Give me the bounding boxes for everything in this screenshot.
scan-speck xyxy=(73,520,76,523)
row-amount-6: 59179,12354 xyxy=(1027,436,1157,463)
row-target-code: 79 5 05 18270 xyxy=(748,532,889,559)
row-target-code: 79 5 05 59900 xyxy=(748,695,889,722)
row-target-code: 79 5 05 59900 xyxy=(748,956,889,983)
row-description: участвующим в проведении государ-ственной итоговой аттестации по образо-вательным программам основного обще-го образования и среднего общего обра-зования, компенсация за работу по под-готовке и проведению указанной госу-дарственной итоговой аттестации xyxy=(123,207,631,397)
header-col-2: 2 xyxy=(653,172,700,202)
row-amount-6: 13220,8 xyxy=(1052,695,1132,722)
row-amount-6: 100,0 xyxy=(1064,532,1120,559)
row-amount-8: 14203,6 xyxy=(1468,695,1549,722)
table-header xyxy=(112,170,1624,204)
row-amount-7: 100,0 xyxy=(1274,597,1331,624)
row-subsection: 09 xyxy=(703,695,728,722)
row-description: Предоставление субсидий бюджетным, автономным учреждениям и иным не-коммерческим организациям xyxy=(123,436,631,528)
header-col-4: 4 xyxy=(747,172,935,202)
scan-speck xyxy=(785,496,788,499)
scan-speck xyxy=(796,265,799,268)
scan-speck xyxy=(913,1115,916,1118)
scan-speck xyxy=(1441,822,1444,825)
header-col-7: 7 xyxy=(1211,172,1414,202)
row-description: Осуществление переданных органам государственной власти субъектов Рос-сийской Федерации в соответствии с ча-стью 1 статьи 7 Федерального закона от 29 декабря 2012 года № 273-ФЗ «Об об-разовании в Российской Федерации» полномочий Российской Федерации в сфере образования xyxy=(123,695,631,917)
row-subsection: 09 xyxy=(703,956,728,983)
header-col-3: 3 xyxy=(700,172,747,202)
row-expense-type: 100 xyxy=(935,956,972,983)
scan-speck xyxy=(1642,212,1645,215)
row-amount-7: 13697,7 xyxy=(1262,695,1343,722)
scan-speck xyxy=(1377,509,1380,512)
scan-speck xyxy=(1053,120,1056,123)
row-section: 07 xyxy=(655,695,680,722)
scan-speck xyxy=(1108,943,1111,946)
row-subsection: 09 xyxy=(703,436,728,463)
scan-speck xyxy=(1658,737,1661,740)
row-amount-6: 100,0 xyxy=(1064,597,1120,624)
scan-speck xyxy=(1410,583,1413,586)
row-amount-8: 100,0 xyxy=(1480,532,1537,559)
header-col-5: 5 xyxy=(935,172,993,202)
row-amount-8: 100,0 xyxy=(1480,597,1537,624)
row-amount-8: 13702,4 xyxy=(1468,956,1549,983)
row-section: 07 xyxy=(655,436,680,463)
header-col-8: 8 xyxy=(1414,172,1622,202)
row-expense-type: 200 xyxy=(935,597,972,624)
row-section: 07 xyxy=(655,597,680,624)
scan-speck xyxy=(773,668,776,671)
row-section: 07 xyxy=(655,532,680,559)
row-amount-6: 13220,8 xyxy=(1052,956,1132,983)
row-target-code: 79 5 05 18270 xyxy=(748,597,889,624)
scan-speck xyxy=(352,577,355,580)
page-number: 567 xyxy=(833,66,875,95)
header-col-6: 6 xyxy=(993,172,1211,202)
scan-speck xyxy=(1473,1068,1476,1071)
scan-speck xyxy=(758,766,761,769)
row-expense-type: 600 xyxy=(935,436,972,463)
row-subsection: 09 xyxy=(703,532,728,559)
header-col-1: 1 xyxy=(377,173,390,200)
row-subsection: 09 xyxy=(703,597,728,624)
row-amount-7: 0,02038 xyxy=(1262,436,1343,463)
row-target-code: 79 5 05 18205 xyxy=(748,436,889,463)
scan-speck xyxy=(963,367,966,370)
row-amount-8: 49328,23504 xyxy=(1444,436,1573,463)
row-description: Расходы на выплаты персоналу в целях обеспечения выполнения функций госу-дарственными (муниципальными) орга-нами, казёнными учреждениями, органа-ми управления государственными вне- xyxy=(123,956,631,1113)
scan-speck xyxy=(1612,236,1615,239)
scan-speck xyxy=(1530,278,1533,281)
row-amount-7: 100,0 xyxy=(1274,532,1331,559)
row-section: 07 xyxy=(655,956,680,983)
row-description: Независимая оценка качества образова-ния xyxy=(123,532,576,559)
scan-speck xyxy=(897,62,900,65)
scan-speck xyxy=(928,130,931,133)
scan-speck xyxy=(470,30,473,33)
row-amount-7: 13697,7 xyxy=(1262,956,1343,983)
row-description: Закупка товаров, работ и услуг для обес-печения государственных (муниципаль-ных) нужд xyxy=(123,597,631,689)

Your instructions: Count the lines in the listing that contain the string "subsection" and give only the number.

Answer below: 5